REQUIREMENT: Report how many lines in the listing contain the string "icon", treating case as significant. Give only the number.
>> Begin
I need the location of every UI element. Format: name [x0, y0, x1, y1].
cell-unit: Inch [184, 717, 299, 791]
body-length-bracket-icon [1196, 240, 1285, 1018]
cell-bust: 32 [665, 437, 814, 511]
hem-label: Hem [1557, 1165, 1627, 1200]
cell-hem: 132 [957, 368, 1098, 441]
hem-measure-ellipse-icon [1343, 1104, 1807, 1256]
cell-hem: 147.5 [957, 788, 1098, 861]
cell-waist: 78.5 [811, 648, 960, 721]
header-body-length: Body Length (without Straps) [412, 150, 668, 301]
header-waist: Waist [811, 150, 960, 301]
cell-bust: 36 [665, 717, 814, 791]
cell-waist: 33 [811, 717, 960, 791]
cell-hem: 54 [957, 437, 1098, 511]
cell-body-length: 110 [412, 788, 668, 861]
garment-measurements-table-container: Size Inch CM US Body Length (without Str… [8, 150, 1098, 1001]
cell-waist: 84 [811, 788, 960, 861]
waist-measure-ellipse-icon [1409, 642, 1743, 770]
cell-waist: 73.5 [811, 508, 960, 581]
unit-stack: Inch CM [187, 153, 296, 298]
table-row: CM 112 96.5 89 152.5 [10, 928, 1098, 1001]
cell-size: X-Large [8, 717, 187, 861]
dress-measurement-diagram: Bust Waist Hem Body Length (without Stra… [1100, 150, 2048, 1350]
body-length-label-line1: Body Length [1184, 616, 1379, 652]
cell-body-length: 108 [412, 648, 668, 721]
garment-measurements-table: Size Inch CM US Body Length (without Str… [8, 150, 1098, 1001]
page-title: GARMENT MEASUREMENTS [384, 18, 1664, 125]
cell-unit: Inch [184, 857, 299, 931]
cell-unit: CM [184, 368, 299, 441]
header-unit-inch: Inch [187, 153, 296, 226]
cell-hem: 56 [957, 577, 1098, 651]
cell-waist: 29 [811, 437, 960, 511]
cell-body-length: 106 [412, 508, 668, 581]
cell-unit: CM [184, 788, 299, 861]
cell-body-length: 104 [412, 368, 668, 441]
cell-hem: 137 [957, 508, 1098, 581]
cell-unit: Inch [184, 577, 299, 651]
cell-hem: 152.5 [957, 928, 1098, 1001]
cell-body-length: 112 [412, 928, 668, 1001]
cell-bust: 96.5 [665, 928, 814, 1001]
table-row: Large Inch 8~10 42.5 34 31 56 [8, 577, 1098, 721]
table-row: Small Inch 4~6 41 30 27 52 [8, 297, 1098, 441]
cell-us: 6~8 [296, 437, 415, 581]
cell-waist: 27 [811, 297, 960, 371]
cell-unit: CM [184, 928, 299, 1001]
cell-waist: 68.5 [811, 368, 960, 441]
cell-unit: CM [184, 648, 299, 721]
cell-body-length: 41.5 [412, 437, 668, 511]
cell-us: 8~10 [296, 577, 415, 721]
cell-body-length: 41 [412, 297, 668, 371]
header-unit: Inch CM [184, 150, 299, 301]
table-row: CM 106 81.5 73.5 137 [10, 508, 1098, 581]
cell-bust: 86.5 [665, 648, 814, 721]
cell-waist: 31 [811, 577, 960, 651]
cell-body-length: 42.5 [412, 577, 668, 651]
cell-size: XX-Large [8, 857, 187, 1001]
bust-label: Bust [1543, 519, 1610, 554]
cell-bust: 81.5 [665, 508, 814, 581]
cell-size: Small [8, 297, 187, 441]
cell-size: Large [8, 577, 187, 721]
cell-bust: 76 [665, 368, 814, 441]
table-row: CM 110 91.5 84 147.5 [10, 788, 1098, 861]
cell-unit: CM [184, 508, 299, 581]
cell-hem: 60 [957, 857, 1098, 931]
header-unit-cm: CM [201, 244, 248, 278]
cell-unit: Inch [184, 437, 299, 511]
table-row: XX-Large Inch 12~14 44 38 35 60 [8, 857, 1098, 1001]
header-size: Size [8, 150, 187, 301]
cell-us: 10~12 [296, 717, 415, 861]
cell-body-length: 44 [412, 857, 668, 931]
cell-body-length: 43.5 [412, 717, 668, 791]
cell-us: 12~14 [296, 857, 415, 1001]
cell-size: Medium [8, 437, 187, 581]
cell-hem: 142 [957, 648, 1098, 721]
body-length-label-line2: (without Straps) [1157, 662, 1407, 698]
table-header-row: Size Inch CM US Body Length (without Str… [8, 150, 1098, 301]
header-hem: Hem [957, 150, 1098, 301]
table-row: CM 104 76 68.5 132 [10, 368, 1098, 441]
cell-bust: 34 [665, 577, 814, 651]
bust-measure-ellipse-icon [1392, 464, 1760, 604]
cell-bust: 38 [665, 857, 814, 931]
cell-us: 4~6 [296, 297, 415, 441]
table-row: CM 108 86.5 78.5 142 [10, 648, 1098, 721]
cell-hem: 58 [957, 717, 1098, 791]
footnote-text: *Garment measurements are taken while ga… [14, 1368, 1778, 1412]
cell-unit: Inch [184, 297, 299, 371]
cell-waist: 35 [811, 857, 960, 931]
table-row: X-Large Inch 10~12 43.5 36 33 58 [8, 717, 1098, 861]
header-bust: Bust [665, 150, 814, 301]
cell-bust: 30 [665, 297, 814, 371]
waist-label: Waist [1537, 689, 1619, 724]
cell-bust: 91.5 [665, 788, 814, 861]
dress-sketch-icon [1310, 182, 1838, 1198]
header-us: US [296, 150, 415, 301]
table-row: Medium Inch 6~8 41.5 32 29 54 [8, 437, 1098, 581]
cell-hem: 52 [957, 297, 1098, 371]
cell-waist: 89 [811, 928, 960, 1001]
>> End
TASK SOLUTION: 5